[Extracted data entries]
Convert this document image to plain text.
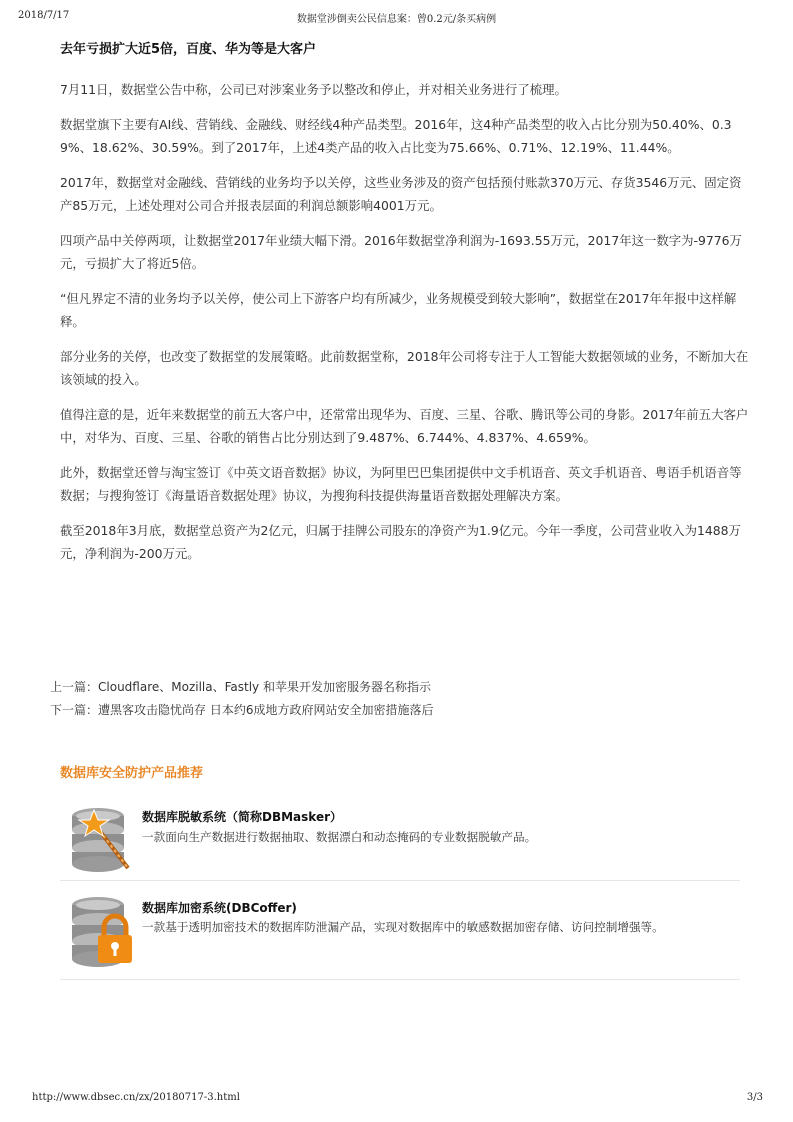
2018/7/17	数据堂涉倒卖公民信息案：曾0.2元/条买病例
去年亏损扩大近5倍，百度、华为等是大客户

7月11日，数据堂公告中称，公司已对涉案业务予以整改和停止，并对相关业务进行了梳理。

数据堂旗下主要有AI线、营销线、金融线、财经线4种产品类型。2016年，这4种产品类型的收入占比分别为50.40%、0.39%、18.62%、30.59%。到了2017年，上述4类产品的收入占比变为75.66%、0.71%、12.19%、11.44%。

2017年，数据堂对金融线、营销线的业务均予以关停，这些业务涉及的资产包括预付账款370万元、存货3546万元、固定资产85万元，上述处理对公司合并报表层面的利润总额影响4001万元。

四项产品中关停两项，让数据堂2017年业绩大幅下滑。2016年数据堂净利润为-1693.55万元，2017年这一数字为-9776万元，亏损扩大了将近5倍。

“但凡界定不清的业务均予以关停，使公司上下游客户均有所减少，业务规模受到较大影响”，数据堂在2017年年报中这样解释。

部分业务的关停，也改变了数据堂的发展策略。此前数据堂称，2018年公司将专注于人工智能大数据领域的业务，不断加大在该领域的投入。

值得注意的是，近年来数据堂的前五大客户中，还常常出现华为、百度、三星、谷歌、腾讯等公司的身影。2017年前五大客户中，对华为、百度、三星、谷歌的销售占比分别达到了9.487%、6.744%、4.837%、4.659%。

此外，数据堂还曾与淘宝签订《中英文语音数据》协议，为阿里巴巴集团提供中文手机语音、英文手机语音、粤语手机语音等数据；与搜狗签订《海量语音数据处理》协议，为搜狗科技提供海量语音数据处理解决方案。

截至2018年3月底，数据堂总资产为2亿元，归属于挂牌公司股东的净资产为1.9亿元。今年一季度，公司营业收入为1488万元，净利润为-200万元。

上一篇：Cloudflare、Mozilla、Fastly 和苹果开发加密服务器名称指示
下一篇：遭黑客攻击隐忧尚存 日本约6成地方政府网站安全加密措施落后
数据库安全防护产品推荐
数据库脱敏系统（简称DBMasker）
一款面向生产数据进行数据抽取、数据漂白和动态掩码的专业数据脱敏产品。
数据库加密系统(DBCoffer)
一款基于透明加密技术的数据库防泄漏产品，实现对数据库中的敏感数据加密存储、访问控制增强等。
http://www.dbsec.cn/zx/20180717-3.html	3/3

§ **GIVEN TASK**
Repeat all of the entries word for word, but omit the pictures.

§ **EXPECTED ANSWER**
Convert this document image to plain text.
2018/7/17	数据堂涉倒卖公民信息案：曾0.2元/条买病例
去年亏损扩大近5倍，百度、华为等是大客户

7月11日，数据堂公告中称，公司已对涉案业务予以整改和停止，并对相关业务进行了梳理。

数据堂旗下主要有AI线、营销线、金融线、财经线4种产品类型。2016年，这4种产品类型的收入占比分别为50.40%、0.39%、18.62%、30.59%。到了2017年，上述4类产品的收入占比变为75.66%、0.71%、12.19%、11.44%。

2017年，数据堂对金融线、营销线的业务均予以关停，这些业务涉及的资产包括预付账款370万元、存货3546万元、固定资产85万元，上述处理对公司合并报表层面的利润总额影响4001万元。

四项产品中关停两项，让数据堂2017年业绩大幅下滑。2016年数据堂净利润为-1693.55万元，2017年这一数字为-9776万元，亏损扩大了将近5倍。

“但凡界定不清的业务均予以关停，使公司上下游客户均有所减少，业务规模受到较大影响”，数据堂在2017年年报中这样解释。

部分业务的关停，也改变了数据堂的发展策略。此前数据堂称，2018年公司将专注于人工智能大数据领域的业务，不断加大在该领域的投入。

值得注意的是，近年来数据堂的前五大客户中，还常常出现华为、百度、三星、谷歌、腾讯等公司的身影。2017年前五大客户中，对华为、百度、三星、谷歌的销售占比分别达到了9.487%、6.744%、4.837%、4.659%。

此外，数据堂还曾与淘宝签订《中英文语音数据》协议，为阿里巴巴集团提供中文手机语音、英文手机语音、粤语手机语音等数据；与搜狗签订《海量语音数据处理》协议，为搜狗科技提供海量语音数据处理解决方案。

截至2018年3月底，数据堂总资产为2亿元，归属于挂牌公司股东的净资产为1.9亿元。今年一季度，公司营业收入为1488万元，净利润为-200万元。

上一篇：Cloudflare、Mozilla、Fastly 和苹果开发加密服务器名称指示
下一篇：遭黑客攻击隐忧尚存 日本约6成地方政府网站安全加密措施落后
数据库安全防护产品推荐
数据库脱敏系统（简称DBMasker）
一款面向生产数据进行数据抽取、数据漂白和动态掩码的专业数据脱敏产品。
数据库加密系统(DBCoffer)
一款基于透明加密技术的数据库防泄漏产品，实现对数据库中的敏感数据加密存储、访问控制增强等。
http://www.dbsec.cn/zx/20180717-3.html	3/3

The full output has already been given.